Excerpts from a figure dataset
= = =

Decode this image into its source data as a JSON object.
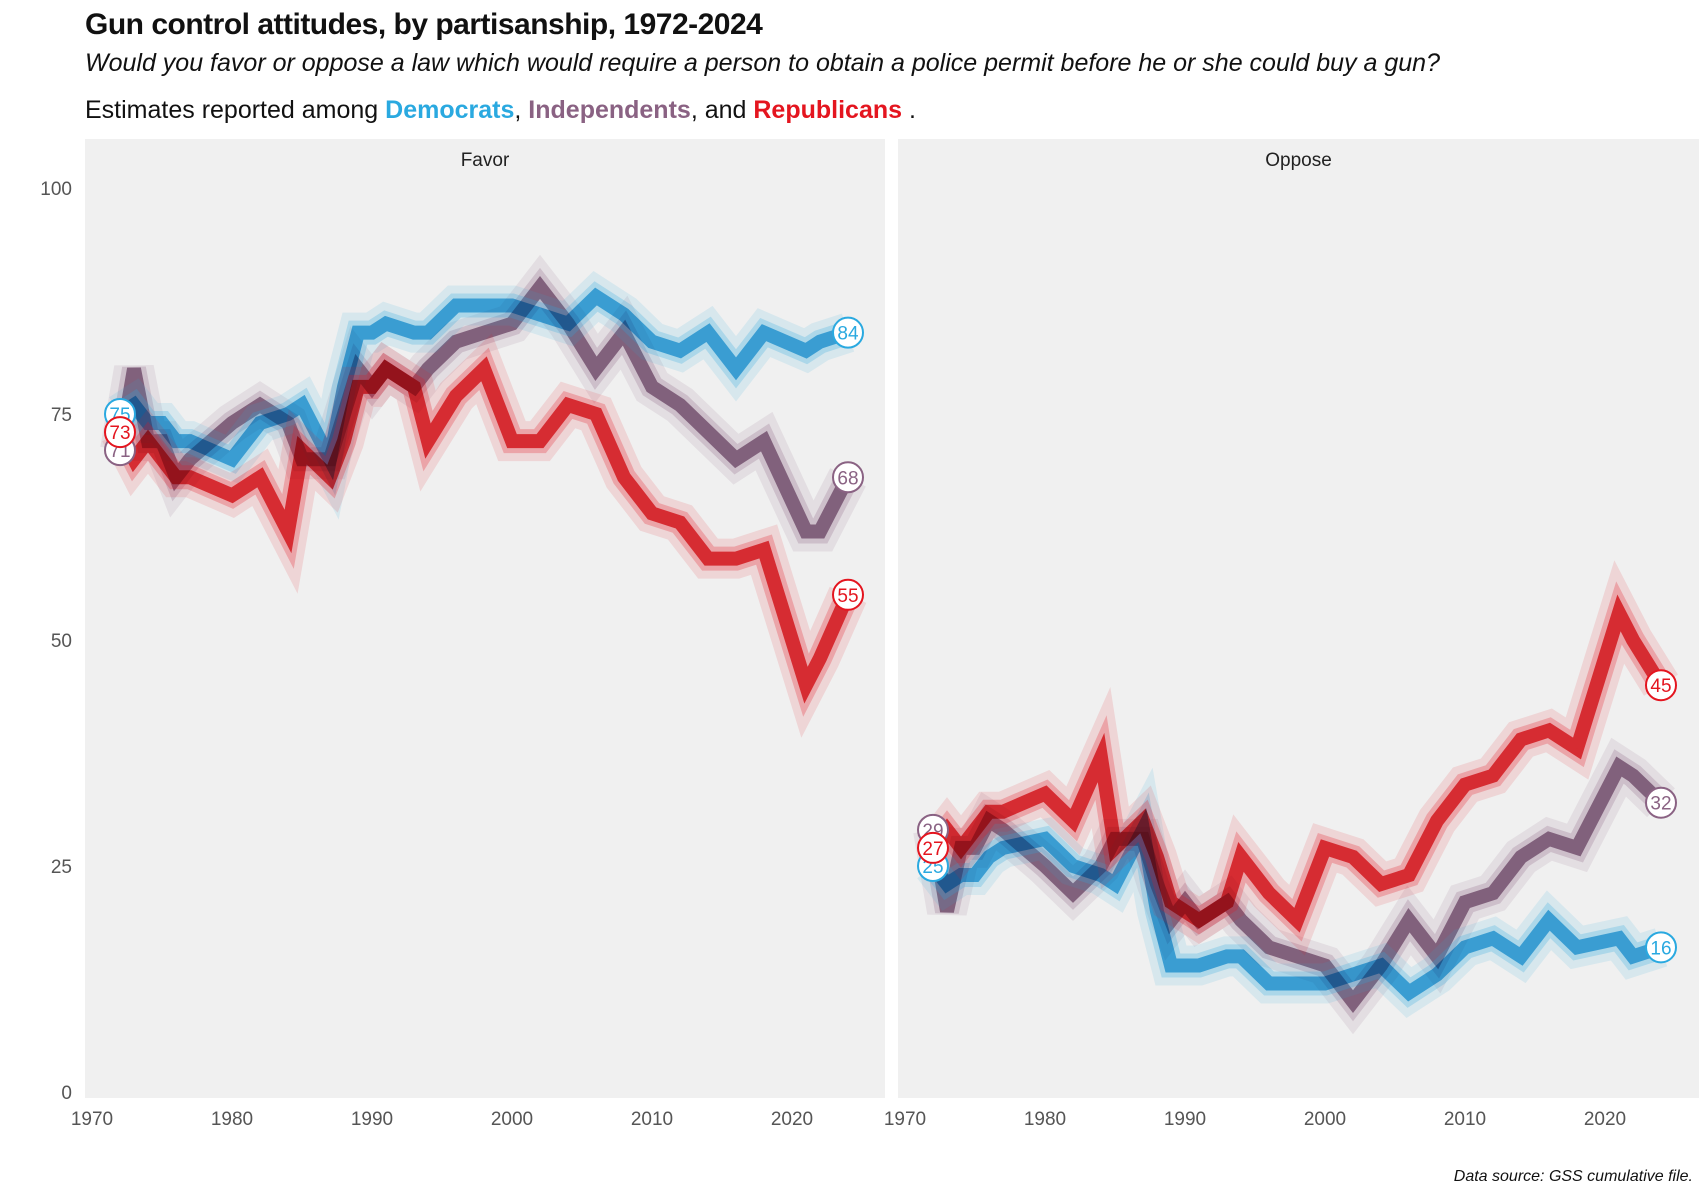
{
  "title": "Gun control attitudes, by partisanship, 1972-2024",
  "subtitle": "Would you favor or oppose a law which would require a person to obtain a police permit before he or she could buy a gun?",
  "legend_line": {
    "prefix": "Estimates reported among",
    "sep1": ",",
    "sep2": ", and",
    "end": ".",
    "dem": "Democrats",
    "ind": "Independents",
    "rep": "Republicans"
  },
  "source": "Data source: GSS cumulative file.",
  "colors": {
    "Democrats": "#2aa9e0",
    "Independents": "#8a6283",
    "Republicans": "#e4151f",
    "panel_bg": "#f0f0f0"
  },
  "chart_data": {
    "type": "line",
    "ylim": [
      0,
      100
    ],
    "xlim": [
      1970,
      2025
    ],
    "yticks": [
      "0",
      "25",
      "50",
      "75",
      "100"
    ],
    "xticks": [
      "1970",
      "1980",
      "1990",
      "2000",
      "2010",
      "2020"
    ],
    "x": [
      1972,
      1973,
      1974,
      1975,
      1976,
      1977,
      1980,
      1982,
      1984,
      1985,
      1987,
      1988,
      1989,
      1990,
      1991,
      1993,
      1994,
      1996,
      1998,
      2000,
      2002,
      2004,
      2006,
      2008,
      2010,
      2012,
      2014,
      2016,
      2018,
      2021,
      2022,
      2024
    ],
    "panels": [
      {
        "facet": "Favor",
        "series": [
          {
            "name": "Democrats",
            "values": [
              75,
              76,
              74,
              74,
              72,
              72,
              70,
              74,
              75,
              76,
              70,
              78,
              84,
              84,
              85,
              84,
              84,
              87,
              87,
              87,
              86,
              85,
              88,
              86,
              83,
              82,
              84,
              80,
              84,
              82,
              83,
              84
            ],
            "start_label": "75",
            "end_label": "84"
          },
          {
            "name": "Independents",
            "values": [
              71,
              80,
              72,
              72,
              68,
              70,
              74,
              76,
              74,
              70,
              70,
              75,
              80,
              78,
              80,
              78,
              80,
              83,
              84,
              85,
              89,
              85,
              80,
              84,
              78,
              76,
              73,
              70,
              72,
              62,
              62,
              68
            ],
            "start_label": "71",
            "end_label": "68"
          },
          {
            "name": "Republicans",
            "values": [
              73,
              70,
              72,
              70,
              68,
              68,
              66,
              68,
              62,
              71,
              68,
              72,
              78,
              78,
              80,
              78,
              72,
              77,
              80,
              72,
              72,
              76,
              75,
              68,
              64,
              63,
              59,
              59,
              60,
              45,
              48,
              55
            ],
            "start_label": "73",
            "end_label": "55"
          }
        ]
      },
      {
        "facet": "Oppose",
        "series": [
          {
            "name": "Democrats",
            "values": [
              25,
              23,
              24,
              24,
              26,
              27,
              28,
              25,
              24,
              23,
              29,
              20,
              14,
              14,
              14,
              15,
              15,
              12,
              12,
              12,
              13,
              14,
              11,
              13,
              16,
              17,
              15,
              19,
              16,
              17,
              15,
              16
            ],
            "start_label": "25",
            "end_label": "16"
          },
          {
            "name": "Independents",
            "values": [
              29,
              20,
              27,
              27,
              30,
              29,
              25,
              22,
              25,
              28,
              28,
              23,
              19,
              21,
              19,
              21,
              19,
              16,
              15,
              14,
              10,
              14,
              19,
              15,
              21,
              22,
              26,
              28,
              27,
              36,
              35,
              32
            ],
            "start_label": "29",
            "end_label": "32"
          },
          {
            "name": "Republicans",
            "values": [
              27,
              29,
              27,
              29,
              31,
              31,
              33,
              30,
              37,
              27,
              30,
              26,
              21,
              20,
              19,
              21,
              26,
              22,
              19,
              27,
              26,
              23,
              24,
              30,
              34,
              35,
              39,
              40,
              38,
              53,
              50,
              45
            ],
            "start_label": "27",
            "end_label": "45"
          }
        ]
      }
    ]
  }
}
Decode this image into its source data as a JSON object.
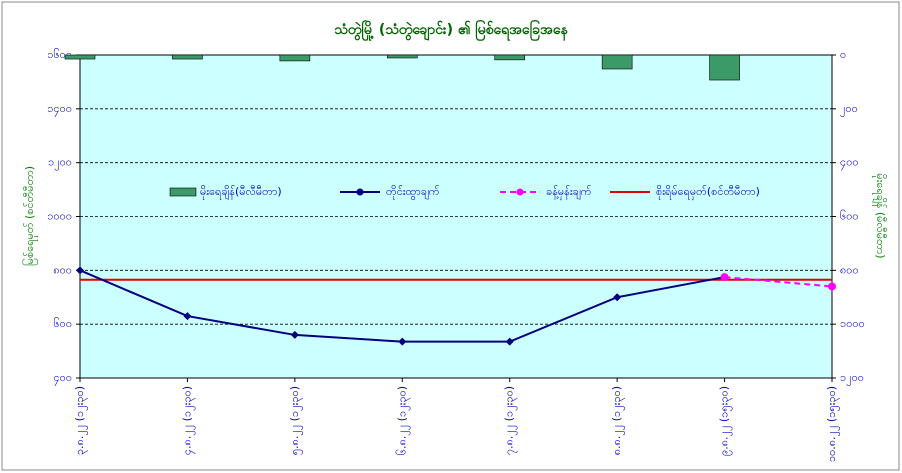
{
  "chart_data": {
    "type": "combo",
    "title": "သံတွဲမြို့ (သံတွဲချောင်း) ၏ မြစ်ရေအခြေအနေ",
    "ylabel": "မြစ်ရေမှတ် (စင်တီမီတာ)",
    "y2label": "မိုးရေချိန် (မီလီမီတာ)",
    "categories": [
      "၃.၈.၂၂ (၁၂း၃၀)",
      "၄.၈.၂၂ (၁၂း၃၀)",
      "၅.၈.၂၂ (၁၂း၃၀)",
      "၆.၈.၂၂ (၁၂း၃၀)",
      "၇.၈.၂၂ (၁၂း၃၀)",
      "၈.၈.၂၂ (၁၂း၃၀)",
      "၉.၈.၂၂ (၁၅း၃၀)",
      "၁၀.၈.၂၂ (၁၅း၃၀)"
    ],
    "ylim": [
      400,
      1600
    ],
    "yticks": [
      {
        "value": 400,
        "label": "၄၀၀"
      },
      {
        "value": 600,
        "label": "၆၀၀"
      },
      {
        "value": 800,
        "label": "၈၀၀"
      },
      {
        "value": 1000,
        "label": "၁၀၀၀"
      },
      {
        "value": 1200,
        "label": "၁၂၀၀"
      },
      {
        "value": 1400,
        "label": "၁၄၀၀"
      },
      {
        "value": 1600,
        "label": "၁၆၀၀"
      }
    ],
    "y2lim": [
      0,
      1200
    ],
    "y2_inverted": true,
    "y2ticks": [
      {
        "value": 0,
        "label": "၀"
      },
      {
        "value": 200,
        "label": "၂၀၀"
      },
      {
        "value": 400,
        "label": "၄၀၀"
      },
      {
        "value": 600,
        "label": "၆၀၀"
      },
      {
        "value": 800,
        "label": "၈၀၀"
      },
      {
        "value": 1000,
        "label": "၁၀၀၀"
      },
      {
        "value": 1200,
        "label": "၁၂၀၀"
      }
    ],
    "grid": true,
    "series": [
      {
        "name": "မိုးရေချိန်(မီလီမီတာ)",
        "type": "bar",
        "axis": "y2",
        "color": "#3c9a68",
        "values": [
          15,
          15,
          22,
          11,
          18,
          52,
          93,
          null
        ]
      },
      {
        "name": "တိုင်းထွာချက်",
        "type": "line",
        "color": "#000080",
        "values": [
          800,
          630,
          560,
          535,
          535,
          700,
          775,
          null
        ]
      },
      {
        "name": "ခန့်မှန်းချက်",
        "type": "line",
        "dashed": true,
        "color": "#ff00ff",
        "values": [
          null,
          null,
          null,
          null,
          null,
          null,
          775,
          740
        ]
      }
    ],
    "danger_line": {
      "name": "စိုးရိမ်ရေမှတ်(စင်တီမီတာ)",
      "color": "#e00000",
      "value": 765
    }
  }
}
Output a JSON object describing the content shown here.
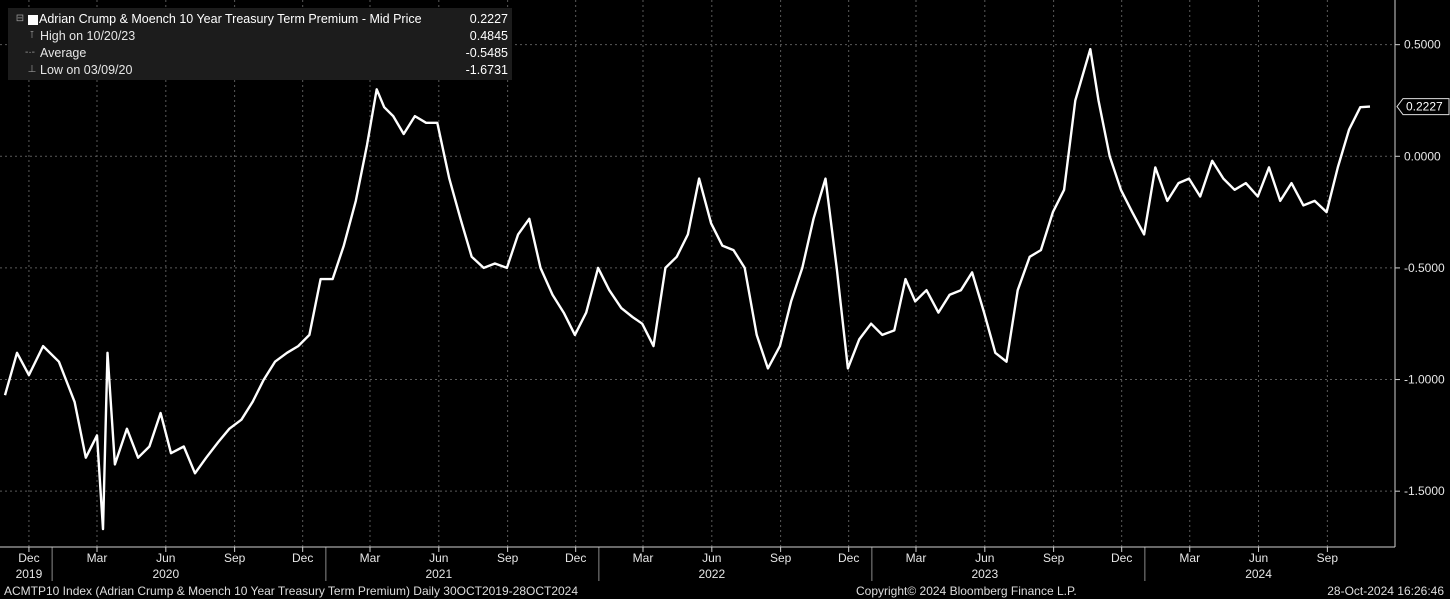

= = =

» **Do this**
Examine the records and report how many lines contain the string "Democrats". Only the number should be given.

» **Result of this task**
4